## Problem
Your task is to print every entry below exactly as given.

## Entries shown
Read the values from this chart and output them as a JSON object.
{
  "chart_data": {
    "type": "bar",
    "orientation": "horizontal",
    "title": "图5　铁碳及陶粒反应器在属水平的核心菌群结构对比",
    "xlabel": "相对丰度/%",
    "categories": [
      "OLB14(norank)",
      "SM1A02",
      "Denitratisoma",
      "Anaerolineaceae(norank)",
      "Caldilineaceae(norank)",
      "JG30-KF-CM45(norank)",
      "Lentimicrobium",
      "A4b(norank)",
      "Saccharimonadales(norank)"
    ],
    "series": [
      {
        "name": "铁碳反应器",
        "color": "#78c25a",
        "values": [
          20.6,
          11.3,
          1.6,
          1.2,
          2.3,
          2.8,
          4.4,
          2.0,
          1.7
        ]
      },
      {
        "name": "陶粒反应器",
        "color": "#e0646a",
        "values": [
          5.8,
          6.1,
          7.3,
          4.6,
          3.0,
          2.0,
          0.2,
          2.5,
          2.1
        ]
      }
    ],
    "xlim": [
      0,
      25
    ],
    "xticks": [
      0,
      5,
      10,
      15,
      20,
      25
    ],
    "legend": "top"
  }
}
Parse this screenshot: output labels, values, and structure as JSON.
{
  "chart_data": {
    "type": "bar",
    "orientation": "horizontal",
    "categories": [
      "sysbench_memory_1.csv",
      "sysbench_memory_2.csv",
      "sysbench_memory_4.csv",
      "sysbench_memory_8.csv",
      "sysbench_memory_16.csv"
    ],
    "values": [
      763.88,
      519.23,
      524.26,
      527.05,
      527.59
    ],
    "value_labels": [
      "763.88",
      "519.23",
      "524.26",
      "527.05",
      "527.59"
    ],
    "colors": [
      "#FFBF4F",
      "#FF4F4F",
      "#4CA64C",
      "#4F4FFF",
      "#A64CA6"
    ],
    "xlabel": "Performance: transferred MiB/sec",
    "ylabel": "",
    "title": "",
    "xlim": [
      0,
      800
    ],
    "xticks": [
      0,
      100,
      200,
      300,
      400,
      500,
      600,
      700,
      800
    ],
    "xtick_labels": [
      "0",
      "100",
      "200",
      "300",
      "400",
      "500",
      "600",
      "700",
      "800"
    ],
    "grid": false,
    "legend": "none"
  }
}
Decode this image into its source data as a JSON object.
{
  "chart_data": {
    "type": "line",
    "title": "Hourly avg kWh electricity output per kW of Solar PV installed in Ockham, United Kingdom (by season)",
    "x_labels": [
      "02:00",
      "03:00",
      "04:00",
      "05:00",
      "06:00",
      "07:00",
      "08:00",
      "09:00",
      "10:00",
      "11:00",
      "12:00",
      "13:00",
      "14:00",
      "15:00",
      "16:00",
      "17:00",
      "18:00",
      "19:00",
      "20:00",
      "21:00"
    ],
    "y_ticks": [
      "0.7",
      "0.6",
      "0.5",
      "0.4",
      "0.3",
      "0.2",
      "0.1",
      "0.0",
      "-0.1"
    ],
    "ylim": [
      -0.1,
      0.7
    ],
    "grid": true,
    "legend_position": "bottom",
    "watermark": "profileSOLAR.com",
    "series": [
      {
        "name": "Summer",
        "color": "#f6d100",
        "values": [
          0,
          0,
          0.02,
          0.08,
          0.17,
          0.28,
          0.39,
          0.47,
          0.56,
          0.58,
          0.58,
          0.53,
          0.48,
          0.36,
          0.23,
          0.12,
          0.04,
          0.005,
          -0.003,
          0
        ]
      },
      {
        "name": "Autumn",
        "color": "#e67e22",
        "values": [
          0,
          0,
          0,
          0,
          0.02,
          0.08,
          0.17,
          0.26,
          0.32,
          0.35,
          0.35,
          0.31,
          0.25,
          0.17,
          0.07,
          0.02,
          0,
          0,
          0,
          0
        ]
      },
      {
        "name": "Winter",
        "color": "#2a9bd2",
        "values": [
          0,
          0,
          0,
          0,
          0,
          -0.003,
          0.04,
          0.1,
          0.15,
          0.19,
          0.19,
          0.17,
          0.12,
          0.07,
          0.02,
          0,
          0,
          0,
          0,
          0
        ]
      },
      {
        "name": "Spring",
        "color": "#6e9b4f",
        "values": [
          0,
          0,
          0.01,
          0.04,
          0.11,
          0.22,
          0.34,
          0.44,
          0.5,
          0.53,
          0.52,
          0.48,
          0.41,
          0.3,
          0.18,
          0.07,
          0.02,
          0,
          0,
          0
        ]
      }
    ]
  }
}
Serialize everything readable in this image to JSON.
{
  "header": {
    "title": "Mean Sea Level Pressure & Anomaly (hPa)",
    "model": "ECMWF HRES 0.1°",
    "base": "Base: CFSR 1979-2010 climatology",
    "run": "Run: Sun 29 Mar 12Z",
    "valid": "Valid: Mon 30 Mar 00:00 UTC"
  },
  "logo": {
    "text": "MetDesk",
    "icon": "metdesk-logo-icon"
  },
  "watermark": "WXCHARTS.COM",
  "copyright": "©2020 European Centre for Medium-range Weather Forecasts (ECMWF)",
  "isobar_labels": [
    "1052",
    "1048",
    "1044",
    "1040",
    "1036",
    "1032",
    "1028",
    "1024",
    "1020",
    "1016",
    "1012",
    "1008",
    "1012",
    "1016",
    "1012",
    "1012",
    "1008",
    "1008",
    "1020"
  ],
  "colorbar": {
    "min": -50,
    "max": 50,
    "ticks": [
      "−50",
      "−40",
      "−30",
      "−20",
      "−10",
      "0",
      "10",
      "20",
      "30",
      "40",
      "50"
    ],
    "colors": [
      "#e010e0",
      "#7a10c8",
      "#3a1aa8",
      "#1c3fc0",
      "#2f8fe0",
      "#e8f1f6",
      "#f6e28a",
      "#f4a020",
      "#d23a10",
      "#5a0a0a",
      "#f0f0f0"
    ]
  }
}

## The output
Read the values from this chart and output them as a JSON object.
{
  "chart_data": {
    "type": "bar",
    "orientation": "horizontal",
    "title": "图5　铁碳及陶粒反应器在属水平的核心菌群结构对比",
    "xlabel": "相对丰度/%",
    "categories": [
      "OLB14(norank)",
      "SM1A02",
      "Denitratisoma",
      "Anaerolineaceae(norank)",
      "Caldilineaceae(norank)",
      "JG30-KF-CM45(norank)",
      "Lentimicrobium",
      "A4b(norank)",
      "Saccharimonadales(norank)"
    ],
    "series": [
      {
        "name": "铁碳反应器",
        "color": "#78c25a",
        "values": [
          20.6,
          11.3,
          1.6,
          1.2,
          2.3,
          2.8,
          4.4,
          2.0,
          1.7
        ]
      },
      {
        "name": "陶粒反应器",
        "color": "#e0646a",
        "values": [
          5.8,
          6.1,
          7.3,
          4.6,
          3.0,
          2.0,
          0.2,
          2.5,
          2.1
        ]
      }
    ],
    "xlim": [
      0,
      25
    ],
    "xticks": [
      0,
      5,
      10,
      15,
      20,
      25
    ],
    "legend": "top"
  }
}
Parse this screenshot: output labels, values, and structure as JSON.
{
  "chart_data": {
    "type": "bar",
    "orientation": "horizontal",
    "categories": [
      "sysbench_memory_1.csv",
      "sysbench_memory_2.csv",
      "sysbench_memory_4.csv",
      "sysbench_memory_8.csv",
      "sysbench_memory_16.csv"
    ],
    "values": [
      763.88,
      519.23,
      524.26,
      527.05,
      527.59
    ],
    "value_labels": [
      "763.88",
      "519.23",
      "524.26",
      "527.05",
      "527.59"
    ],
    "colors": [
      "#FFBF4F",
      "#FF4F4F",
      "#4CA64C",
      "#4F4FFF",
      "#A64CA6"
    ],
    "xlabel": "Performance: transferred MiB/sec",
    "ylabel": "",
    "title": "",
    "xlim": [
      0,
      800
    ],
    "xticks": [
      0,
      100,
      200,
      300,
      400,
      500,
      600,
      700,
      800
    ],
    "xtick_labels": [
      "0",
      "100",
      "200",
      "300",
      "400",
      "500",
      "600",
      "700",
      "800"
    ],
    "grid": false,
    "legend": "none"
  }
}
Decode this image into its source data as a JSON object.
{
  "chart_data": {
    "type": "line",
    "title": "Hourly avg kWh electricity output per kW of Solar PV installed in Ockham, United Kingdom (by season)",
    "x_labels": [
      "02:00",
      "03:00",
      "04:00",
      "05:00",
      "06:00",
      "07:00",
      "08:00",
      "09:00",
      "10:00",
      "11:00",
      "12:00",
      "13:00",
      "14:00",
      "15:00",
      "16:00",
      "17:00",
      "18:00",
      "19:00",
      "20:00",
      "21:00"
    ],
    "y_ticks": [
      "0.7",
      "0.6",
      "0.5",
      "0.4",
      "0.3",
      "0.2",
      "0.1",
      "0.0",
      "-0.1"
    ],
    "ylim": [
      -0.1,
      0.7
    ],
    "grid": true,
    "legend_position": "bottom",
    "watermark": "profileSOLAR.com",
    "series": [
      {
        "name": "Summer",
        "color": "#f6d100",
        "values": [
          0,
          0,
          0.02,
          0.08,
          0.17,
          0.28,
          0.39,
          0.47,
          0.56,
          0.58,
          0.58,
          0.53,
          0.48,
          0.36,
          0.23,
          0.12,
          0.04,
          0.005,
          -0.003,
          0
        ]
      },
      {
        "name": "Autumn",
        "color": "#e67e22",
        "values": [
          0,
          0,
          0,
          0,
          0.02,
          0.08,
          0.17,
          0.26,
          0.32,
          0.35,
          0.35,
          0.31,
          0.25,
          0.17,
          0.07,
          0.02,
          0,
          0,
          0,
          0
        ]
      },
      {
        "name": "Winter",
        "color": "#2a9bd2",
        "values": [
          0,
          0,
          0,
          0,
          0,
          -0.003,
          0.04,
          0.1,
          0.15,
          0.19,
          0.19,
          0.17,
          0.12,
          0.07,
          0.02,
          0,
          0,
          0,
          0,
          0
        ]
      },
      {
        "name": "Spring",
        "color": "#6e9b4f",
        "values": [
          0,
          0,
          0.01,
          0.04,
          0.11,
          0.22,
          0.34,
          0.44,
          0.5,
          0.53,
          0.52,
          0.48,
          0.41,
          0.3,
          0.18,
          0.07,
          0.02,
          0,
          0,
          0
        ]
      }
    ]
  }
}
Serialize everything readable in this image to JSON.
{
  "header": {
    "title": "Mean Sea Level Pressure & Anomaly (hPa)",
    "model": "ECMWF HRES 0.1°",
    "base": "Base: CFSR 1979-2010 climatology",
    "run": "Run: Sun 29 Mar 12Z",
    "valid": "Valid: Mon 30 Mar 00:00 UTC"
  },
  "logo": {
    "text": "MetDesk",
    "icon": "metdesk-logo-icon"
  },
  "watermark": "WXCHARTS.COM",
  "copyright": "©2020 European Centre for Medium-range Weather Forecasts (ECMWF)",
  "isobar_labels": [
    "1052",
    "1048",
    "1044",
    "1040",
    "1036",
    "1032",
    "1028",
    "1024",
    "1020",
    "1016",
    "1012",
    "1008",
    "1012",
    "1016",
    "1012",
    "1012",
    "1008",
    "1008",
    "1020"
  ],
  "colorbar": {
    "min": -50,
    "max": 50,
    "ticks": [
      "−50",
      "−40",
      "−30",
      "−20",
      "−10",
      "0",
      "10",
      "20",
      "30",
      "40",
      "50"
    ],
    "colors": [
      "#e010e0",
      "#7a10c8",
      "#3a1aa8",
      "#1c3fc0",
      "#2f8fe0",
      "#e8f1f6",
      "#f6e28a",
      "#f4a020",
      "#d23a10",
      "#5a0a0a",
      "#f0f0f0"
    ]
  }
}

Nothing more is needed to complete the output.